# WORK TO COMPLETE:
Within the listing below, locate all lines containing the word "July". Copy each one.

[Entries taken from a collection]
= = =
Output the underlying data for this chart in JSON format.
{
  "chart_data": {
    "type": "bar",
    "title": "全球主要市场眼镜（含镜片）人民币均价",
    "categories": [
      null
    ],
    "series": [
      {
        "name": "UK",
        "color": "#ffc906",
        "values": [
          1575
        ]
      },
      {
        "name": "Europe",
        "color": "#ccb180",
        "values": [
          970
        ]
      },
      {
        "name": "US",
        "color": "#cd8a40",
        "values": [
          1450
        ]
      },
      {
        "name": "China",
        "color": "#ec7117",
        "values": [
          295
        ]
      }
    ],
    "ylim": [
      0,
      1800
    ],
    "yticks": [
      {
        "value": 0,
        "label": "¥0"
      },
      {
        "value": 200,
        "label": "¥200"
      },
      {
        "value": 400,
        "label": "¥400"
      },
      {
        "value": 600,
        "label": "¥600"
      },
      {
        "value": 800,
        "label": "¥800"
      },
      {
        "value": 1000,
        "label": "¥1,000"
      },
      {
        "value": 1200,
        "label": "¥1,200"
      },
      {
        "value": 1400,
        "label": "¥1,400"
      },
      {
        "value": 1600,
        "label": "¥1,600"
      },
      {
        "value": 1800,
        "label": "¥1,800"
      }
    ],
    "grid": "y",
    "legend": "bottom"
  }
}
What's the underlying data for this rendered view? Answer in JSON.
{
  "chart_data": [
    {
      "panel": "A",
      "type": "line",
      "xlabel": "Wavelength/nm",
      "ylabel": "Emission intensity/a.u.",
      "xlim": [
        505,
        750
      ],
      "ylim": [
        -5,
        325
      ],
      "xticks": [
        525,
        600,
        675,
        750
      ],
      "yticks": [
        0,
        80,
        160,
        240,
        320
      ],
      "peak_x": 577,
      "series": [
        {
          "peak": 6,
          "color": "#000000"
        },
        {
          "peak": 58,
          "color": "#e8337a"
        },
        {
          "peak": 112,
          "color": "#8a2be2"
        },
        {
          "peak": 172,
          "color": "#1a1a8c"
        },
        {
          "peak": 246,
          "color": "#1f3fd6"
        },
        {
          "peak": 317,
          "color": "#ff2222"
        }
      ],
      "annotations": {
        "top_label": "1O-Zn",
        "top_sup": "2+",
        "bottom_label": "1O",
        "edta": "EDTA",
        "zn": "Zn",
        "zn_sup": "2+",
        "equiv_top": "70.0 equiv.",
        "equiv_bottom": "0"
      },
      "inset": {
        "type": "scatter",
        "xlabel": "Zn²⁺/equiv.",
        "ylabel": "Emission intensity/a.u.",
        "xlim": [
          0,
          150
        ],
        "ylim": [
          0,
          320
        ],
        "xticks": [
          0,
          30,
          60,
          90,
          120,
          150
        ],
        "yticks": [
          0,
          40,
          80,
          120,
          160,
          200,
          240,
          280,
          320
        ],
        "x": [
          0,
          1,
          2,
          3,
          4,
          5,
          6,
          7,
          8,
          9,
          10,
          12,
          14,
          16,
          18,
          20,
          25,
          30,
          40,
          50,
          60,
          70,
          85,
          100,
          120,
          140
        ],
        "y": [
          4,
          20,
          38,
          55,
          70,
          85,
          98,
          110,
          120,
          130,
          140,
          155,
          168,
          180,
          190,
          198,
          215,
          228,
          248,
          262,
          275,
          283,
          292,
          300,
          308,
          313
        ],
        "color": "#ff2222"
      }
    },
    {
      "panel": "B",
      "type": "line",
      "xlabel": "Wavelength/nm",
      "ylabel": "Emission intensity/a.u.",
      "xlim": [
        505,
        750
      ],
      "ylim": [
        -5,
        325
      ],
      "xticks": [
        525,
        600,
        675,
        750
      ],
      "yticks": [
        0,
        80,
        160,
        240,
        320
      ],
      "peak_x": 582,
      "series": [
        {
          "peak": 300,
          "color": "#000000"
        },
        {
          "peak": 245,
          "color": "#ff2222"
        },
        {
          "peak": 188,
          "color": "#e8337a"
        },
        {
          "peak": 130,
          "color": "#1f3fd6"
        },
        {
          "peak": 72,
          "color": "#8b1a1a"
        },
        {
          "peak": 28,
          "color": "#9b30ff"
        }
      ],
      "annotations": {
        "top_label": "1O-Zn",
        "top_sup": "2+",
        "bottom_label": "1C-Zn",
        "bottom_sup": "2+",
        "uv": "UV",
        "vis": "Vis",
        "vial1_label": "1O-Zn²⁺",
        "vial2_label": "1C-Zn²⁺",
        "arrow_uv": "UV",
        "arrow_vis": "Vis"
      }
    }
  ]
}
= = =
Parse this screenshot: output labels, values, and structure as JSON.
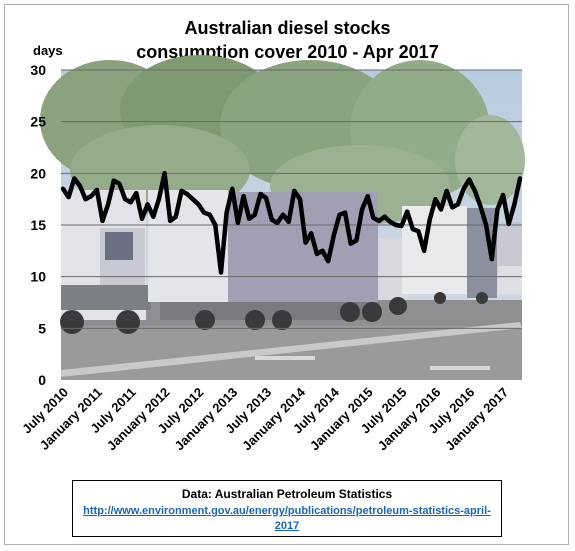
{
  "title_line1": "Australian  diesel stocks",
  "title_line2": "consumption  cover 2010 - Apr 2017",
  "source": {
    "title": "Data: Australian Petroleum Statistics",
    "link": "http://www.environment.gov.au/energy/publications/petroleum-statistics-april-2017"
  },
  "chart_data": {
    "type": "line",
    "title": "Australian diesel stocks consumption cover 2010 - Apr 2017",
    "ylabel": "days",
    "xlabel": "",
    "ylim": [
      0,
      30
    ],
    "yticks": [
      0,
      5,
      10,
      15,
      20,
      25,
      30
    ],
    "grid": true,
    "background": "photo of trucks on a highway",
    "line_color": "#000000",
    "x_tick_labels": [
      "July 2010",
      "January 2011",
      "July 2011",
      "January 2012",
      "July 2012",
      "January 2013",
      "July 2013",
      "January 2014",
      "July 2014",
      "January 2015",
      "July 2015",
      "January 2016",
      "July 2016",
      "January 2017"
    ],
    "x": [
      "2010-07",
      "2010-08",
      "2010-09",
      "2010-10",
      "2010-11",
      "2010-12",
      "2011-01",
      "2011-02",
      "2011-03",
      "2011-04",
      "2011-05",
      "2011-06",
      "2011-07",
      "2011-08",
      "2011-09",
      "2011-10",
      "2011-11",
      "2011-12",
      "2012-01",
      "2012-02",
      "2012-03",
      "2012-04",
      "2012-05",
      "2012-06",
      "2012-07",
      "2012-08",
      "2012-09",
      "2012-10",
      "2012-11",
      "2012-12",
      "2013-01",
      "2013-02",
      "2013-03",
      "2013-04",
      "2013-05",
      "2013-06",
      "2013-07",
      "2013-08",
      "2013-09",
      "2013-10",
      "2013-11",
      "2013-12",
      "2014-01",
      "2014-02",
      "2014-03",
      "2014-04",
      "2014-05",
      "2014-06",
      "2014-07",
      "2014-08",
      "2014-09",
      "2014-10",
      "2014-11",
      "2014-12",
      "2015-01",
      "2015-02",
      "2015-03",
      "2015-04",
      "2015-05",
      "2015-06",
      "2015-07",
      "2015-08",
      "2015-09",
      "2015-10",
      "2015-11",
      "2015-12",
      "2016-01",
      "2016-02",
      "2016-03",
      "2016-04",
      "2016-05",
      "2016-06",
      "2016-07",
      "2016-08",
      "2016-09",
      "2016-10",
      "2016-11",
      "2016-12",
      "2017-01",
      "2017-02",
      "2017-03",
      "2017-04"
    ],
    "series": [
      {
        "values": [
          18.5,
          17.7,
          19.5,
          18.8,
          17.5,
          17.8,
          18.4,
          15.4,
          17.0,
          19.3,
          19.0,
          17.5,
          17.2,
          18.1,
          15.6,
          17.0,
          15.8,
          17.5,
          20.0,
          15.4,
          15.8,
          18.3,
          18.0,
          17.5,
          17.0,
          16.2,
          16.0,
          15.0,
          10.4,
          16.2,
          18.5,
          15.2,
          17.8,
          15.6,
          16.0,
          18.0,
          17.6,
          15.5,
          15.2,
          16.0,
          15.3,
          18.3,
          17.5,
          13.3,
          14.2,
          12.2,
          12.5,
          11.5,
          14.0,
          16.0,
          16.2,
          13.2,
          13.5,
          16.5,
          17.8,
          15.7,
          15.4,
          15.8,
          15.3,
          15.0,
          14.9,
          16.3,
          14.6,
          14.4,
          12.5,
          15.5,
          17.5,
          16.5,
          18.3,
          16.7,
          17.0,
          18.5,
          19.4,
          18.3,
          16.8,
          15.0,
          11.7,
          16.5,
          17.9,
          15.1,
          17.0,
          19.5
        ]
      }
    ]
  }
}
= = =
# RESULT:
      "July 2010",
      "July 2011",
      "July 2012",
      "July 2013",
      "July 2014",
      "July 2015",
      "July 2016",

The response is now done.